* Written exercise
Comb the records below for the string "Nuclear" and copy each line where it turns up.

— START OF Provided information —

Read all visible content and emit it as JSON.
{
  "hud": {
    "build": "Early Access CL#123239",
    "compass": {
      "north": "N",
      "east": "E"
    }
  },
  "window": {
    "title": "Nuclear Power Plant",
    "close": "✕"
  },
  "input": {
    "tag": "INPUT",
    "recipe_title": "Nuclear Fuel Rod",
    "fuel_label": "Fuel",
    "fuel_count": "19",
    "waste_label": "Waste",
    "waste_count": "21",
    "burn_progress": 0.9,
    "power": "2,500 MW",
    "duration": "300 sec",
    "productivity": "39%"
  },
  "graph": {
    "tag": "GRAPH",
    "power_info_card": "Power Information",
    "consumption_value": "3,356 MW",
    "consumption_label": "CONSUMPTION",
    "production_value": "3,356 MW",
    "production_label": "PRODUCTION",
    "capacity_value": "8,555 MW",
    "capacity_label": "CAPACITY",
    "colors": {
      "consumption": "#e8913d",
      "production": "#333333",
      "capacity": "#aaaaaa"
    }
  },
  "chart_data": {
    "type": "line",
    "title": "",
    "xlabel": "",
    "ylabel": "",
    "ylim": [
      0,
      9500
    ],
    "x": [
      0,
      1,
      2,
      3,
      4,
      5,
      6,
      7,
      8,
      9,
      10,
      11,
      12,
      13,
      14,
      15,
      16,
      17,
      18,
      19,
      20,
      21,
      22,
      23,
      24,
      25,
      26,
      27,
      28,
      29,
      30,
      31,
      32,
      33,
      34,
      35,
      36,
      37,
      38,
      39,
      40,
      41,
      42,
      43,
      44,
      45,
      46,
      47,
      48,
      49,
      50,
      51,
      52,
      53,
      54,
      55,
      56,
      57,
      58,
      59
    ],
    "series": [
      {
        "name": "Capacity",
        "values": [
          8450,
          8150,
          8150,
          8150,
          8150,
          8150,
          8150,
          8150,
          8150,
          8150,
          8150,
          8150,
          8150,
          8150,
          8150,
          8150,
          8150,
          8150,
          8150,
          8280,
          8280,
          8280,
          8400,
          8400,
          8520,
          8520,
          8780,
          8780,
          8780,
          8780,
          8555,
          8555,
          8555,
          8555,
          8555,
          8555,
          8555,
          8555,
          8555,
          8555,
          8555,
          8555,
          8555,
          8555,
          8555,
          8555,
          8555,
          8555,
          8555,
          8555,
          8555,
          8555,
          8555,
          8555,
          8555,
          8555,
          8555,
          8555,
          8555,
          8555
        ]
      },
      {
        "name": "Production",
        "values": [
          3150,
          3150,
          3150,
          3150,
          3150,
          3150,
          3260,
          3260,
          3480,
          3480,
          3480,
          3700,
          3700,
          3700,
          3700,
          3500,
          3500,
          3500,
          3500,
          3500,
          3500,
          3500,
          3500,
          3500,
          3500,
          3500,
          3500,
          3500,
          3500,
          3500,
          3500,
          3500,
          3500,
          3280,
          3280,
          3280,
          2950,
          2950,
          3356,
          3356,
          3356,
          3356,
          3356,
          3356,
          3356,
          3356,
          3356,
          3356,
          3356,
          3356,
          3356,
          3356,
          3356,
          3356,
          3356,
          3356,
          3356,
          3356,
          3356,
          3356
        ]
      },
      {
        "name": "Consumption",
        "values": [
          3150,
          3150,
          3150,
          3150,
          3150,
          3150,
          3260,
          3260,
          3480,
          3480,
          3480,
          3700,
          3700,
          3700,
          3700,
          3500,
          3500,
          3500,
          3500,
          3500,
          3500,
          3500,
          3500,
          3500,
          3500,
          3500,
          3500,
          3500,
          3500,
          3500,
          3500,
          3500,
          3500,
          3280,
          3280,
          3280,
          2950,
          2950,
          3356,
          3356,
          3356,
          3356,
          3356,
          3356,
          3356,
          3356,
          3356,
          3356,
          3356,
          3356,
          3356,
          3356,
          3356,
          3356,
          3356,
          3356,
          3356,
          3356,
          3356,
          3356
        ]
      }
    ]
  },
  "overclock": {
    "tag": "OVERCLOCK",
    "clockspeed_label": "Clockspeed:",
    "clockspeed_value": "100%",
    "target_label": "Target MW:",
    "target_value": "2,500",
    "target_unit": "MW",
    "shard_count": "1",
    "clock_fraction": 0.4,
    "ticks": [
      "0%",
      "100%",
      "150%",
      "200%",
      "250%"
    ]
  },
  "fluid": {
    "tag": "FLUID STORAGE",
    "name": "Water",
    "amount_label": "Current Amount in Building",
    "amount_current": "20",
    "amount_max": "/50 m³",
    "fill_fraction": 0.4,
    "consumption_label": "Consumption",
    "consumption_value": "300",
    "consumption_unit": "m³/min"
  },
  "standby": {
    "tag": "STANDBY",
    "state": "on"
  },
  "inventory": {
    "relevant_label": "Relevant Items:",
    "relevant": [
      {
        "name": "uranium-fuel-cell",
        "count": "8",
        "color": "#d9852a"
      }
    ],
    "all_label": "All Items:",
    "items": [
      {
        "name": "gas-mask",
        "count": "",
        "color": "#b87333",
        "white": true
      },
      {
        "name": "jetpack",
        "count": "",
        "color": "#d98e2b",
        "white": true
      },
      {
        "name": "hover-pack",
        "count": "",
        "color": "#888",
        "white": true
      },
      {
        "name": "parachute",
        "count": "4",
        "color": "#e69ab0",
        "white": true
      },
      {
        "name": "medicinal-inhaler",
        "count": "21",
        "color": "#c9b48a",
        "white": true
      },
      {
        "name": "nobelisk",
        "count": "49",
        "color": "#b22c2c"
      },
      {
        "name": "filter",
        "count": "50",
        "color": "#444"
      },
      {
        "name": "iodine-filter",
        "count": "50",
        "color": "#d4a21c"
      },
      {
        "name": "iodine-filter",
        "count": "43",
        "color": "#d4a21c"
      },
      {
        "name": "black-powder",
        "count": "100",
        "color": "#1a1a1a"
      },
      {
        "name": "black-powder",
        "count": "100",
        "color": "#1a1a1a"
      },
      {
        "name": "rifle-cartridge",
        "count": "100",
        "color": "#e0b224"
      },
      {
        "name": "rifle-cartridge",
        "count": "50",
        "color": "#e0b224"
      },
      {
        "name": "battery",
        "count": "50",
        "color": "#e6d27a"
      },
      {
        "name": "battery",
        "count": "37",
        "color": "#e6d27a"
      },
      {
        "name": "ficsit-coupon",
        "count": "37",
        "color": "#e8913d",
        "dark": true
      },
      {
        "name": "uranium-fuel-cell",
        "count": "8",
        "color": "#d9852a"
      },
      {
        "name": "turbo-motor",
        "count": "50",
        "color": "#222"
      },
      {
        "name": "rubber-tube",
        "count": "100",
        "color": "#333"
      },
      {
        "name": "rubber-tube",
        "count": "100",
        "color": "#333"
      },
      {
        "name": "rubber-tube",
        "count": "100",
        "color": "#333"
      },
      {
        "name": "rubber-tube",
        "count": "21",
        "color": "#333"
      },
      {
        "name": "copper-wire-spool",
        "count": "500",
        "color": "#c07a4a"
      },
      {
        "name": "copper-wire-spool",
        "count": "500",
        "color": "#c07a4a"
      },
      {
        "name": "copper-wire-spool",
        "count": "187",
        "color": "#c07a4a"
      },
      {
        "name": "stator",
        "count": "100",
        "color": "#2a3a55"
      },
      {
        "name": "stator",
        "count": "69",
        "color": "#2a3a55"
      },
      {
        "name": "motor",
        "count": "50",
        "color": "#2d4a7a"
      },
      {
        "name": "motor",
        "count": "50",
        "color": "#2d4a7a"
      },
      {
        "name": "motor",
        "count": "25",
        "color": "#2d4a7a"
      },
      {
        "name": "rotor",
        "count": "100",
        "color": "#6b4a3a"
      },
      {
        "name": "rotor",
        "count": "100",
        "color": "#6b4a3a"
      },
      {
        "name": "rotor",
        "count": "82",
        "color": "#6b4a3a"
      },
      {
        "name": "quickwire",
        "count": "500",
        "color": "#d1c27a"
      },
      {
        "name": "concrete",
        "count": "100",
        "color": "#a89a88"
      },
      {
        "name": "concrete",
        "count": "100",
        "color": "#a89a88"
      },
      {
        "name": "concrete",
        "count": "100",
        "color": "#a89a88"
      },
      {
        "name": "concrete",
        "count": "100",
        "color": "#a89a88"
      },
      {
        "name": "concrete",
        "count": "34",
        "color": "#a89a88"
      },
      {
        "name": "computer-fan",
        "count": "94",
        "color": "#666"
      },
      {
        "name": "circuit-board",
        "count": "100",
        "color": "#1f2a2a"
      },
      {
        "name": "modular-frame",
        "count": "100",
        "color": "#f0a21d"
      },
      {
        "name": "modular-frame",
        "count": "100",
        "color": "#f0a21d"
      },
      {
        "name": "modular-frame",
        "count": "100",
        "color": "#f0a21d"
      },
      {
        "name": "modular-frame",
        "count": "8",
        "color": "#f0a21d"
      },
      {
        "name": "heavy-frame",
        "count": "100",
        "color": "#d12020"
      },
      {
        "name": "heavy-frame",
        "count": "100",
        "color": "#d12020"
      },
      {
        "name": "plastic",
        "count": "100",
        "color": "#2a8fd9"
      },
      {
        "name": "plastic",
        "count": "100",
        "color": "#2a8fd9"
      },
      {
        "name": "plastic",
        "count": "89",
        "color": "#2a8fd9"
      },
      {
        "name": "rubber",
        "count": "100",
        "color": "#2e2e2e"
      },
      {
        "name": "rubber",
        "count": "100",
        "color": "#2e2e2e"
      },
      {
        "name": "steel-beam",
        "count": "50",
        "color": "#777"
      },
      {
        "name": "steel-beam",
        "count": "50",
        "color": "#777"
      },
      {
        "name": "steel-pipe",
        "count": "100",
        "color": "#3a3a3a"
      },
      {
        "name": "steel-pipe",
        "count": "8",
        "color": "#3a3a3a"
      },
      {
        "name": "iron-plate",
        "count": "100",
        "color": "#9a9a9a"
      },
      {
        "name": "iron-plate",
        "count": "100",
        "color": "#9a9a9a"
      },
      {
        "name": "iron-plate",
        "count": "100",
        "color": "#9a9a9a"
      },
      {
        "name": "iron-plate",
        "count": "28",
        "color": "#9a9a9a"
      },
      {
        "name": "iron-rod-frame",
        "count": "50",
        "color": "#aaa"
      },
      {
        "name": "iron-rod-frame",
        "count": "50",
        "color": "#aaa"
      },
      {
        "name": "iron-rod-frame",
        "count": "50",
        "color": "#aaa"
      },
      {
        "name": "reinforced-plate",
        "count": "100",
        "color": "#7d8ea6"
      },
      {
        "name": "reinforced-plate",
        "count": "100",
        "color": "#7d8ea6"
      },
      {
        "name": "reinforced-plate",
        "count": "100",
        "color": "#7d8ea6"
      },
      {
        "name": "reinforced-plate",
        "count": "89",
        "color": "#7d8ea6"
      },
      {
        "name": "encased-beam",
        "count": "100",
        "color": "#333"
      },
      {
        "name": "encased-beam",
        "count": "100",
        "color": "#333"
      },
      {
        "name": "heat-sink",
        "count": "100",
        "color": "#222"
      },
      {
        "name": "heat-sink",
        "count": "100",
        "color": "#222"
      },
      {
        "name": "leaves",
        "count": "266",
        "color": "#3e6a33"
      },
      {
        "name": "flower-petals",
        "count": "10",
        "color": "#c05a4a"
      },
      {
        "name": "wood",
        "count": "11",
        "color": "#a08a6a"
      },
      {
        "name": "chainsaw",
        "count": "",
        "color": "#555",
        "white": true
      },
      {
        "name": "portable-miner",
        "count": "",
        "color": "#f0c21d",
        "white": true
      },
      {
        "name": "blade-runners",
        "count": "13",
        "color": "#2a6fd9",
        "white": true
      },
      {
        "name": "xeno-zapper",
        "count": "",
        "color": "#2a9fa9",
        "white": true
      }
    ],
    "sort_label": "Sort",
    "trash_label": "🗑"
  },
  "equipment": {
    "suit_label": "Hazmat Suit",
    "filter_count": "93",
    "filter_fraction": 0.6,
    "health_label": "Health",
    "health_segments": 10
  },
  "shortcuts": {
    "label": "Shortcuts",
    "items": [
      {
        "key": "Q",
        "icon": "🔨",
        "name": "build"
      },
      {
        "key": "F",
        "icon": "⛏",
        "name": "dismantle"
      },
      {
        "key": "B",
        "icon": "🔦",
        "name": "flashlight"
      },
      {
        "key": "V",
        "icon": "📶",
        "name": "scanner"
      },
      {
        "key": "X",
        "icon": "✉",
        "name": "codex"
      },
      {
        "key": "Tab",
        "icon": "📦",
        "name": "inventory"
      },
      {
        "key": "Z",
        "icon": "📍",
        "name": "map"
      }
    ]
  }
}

— END OF Provided information —

* Answer to the task
    "title": "Nuclear Power Plant",
    "recipe_title": "Nuclear Fuel Rod",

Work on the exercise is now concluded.